--- start of DATA IN THIS EXERCISE ---
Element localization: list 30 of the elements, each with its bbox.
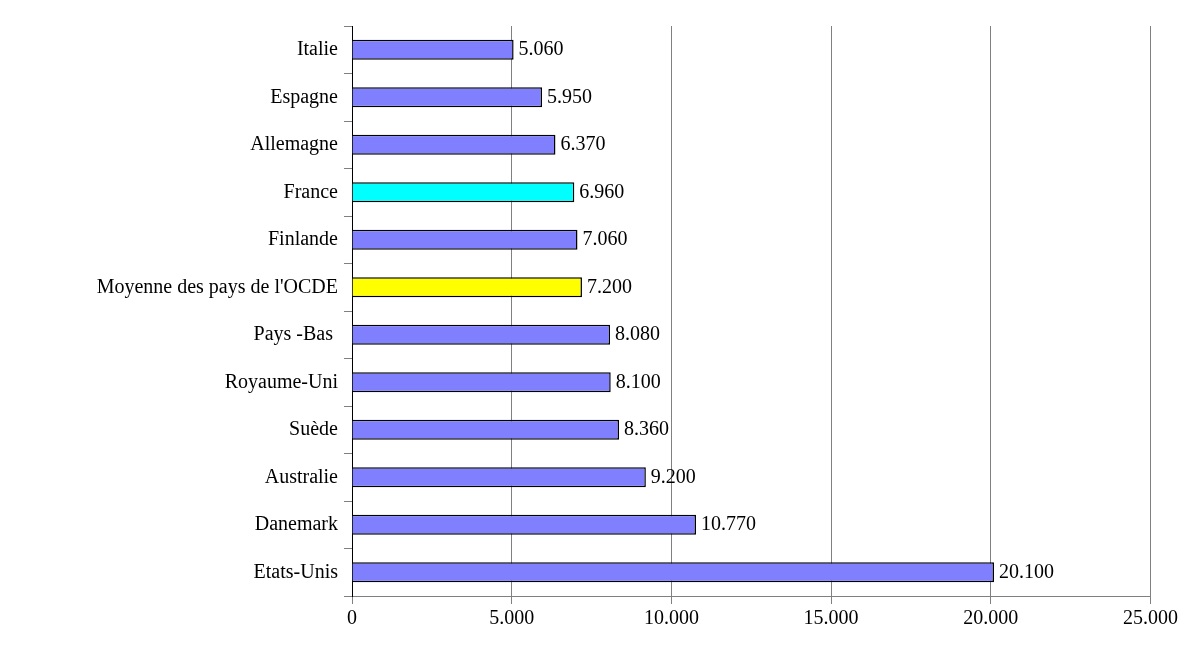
data-label: 8.360 xyxy=(624,417,670,439)
x-tick-label: 0 xyxy=(347,606,357,629)
x-tick-label: 5.000 xyxy=(489,606,535,629)
x-tick-label: 15.000 xyxy=(803,606,859,629)
data-label: 6.960 xyxy=(579,179,625,202)
y-tick-label: France xyxy=(283,179,339,202)
y-tick-label: Finlande xyxy=(268,227,339,249)
y-tick-label: Etats-Unis xyxy=(253,559,339,582)
y-tick-label: Espagne xyxy=(270,84,339,108)
y-tick-label: Australie xyxy=(264,464,339,487)
data-label: 6.370 xyxy=(560,132,606,154)
y-tick-label: Allemagne xyxy=(250,132,339,155)
data-label: 5.060 xyxy=(518,37,564,59)
y-tick-label: Moyenne des pays de l'OCDE xyxy=(96,274,338,298)
y-tick-label: Royaume-Uni xyxy=(224,369,339,393)
x-tick-label: 20.000 xyxy=(963,606,1019,629)
y-tick-label: Italie xyxy=(296,37,339,59)
y-tick-label: Danemark xyxy=(254,512,338,534)
x-tick-label: 25.000 xyxy=(1123,606,1178,629)
data-label: 8.100 xyxy=(615,369,661,392)
data-label: 7.200 xyxy=(586,274,632,297)
data-label: 7.060 xyxy=(582,227,628,249)
y-tick-label: Pays -Bas xyxy=(253,322,338,345)
y-tick-label: Suède xyxy=(289,417,339,439)
data-label: 8.080 xyxy=(615,322,661,344)
data-label: 9.200 xyxy=(650,464,696,487)
data-label: 5.950 xyxy=(547,84,593,107)
x-tick-label: 10.000 xyxy=(643,606,699,629)
data-label: 20.100 xyxy=(998,559,1054,582)
data-label: 10.770 xyxy=(700,512,756,534)
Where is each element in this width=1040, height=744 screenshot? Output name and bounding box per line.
--- end of DATA IN THIS EXERCISE ---
**PROBLEM TO WORK ON:**
Retype all the records above exactly as they appear, line for line, but leave out the pictures.

**COMPLETE ANSWER:**
Element localization: list 30 of the elements, each with its bbox.
data-label: 8.360 xyxy=(624,417,670,439)
x-tick-label: 0 xyxy=(347,606,357,629)
x-tick-label: 5.000 xyxy=(489,606,535,629)
x-tick-label: 15.000 xyxy=(803,606,859,629)
data-label: 6.960 xyxy=(579,179,625,202)
y-tick-label: France xyxy=(283,179,339,202)
y-tick-label: Finlande xyxy=(268,227,339,249)
y-tick-label: Etats-Unis xyxy=(253,559,339,582)
y-tick-label: Espagne xyxy=(270,84,339,108)
y-tick-label: Australie xyxy=(264,464,339,487)
data-label: 6.370 xyxy=(560,132,606,154)
y-tick-label: Allemagne xyxy=(250,132,339,155)
data-label: 5.060 xyxy=(518,37,564,59)
y-tick-label: Moyenne des pays de l'OCDE xyxy=(96,274,338,298)
y-tick-label: Royaume-Uni xyxy=(224,369,339,393)
x-tick-label: 20.000 xyxy=(963,606,1019,629)
y-tick-label: Italie xyxy=(296,37,339,59)
y-tick-label: Danemark xyxy=(254,512,338,534)
x-tick-label: 25.000 xyxy=(1123,606,1178,629)
data-label: 8.100 xyxy=(615,369,661,392)
data-label: 7.200 xyxy=(586,274,632,297)
data-label: 7.060 xyxy=(582,227,628,249)
y-tick-label: Pays -Bas xyxy=(253,322,338,345)
y-tick-label: Suède xyxy=(289,417,339,439)
data-label: 8.080 xyxy=(615,322,661,344)
data-label: 9.200 xyxy=(650,464,696,487)
data-label: 5.950 xyxy=(547,84,593,107)
x-tick-label: 10.000 xyxy=(643,606,699,629)
data-label: 20.100 xyxy=(998,559,1054,582)
data-label: 10.770 xyxy=(700,512,756,534)
Where is each element in this width=1040, height=744 screenshot? Output name and bounding box per line.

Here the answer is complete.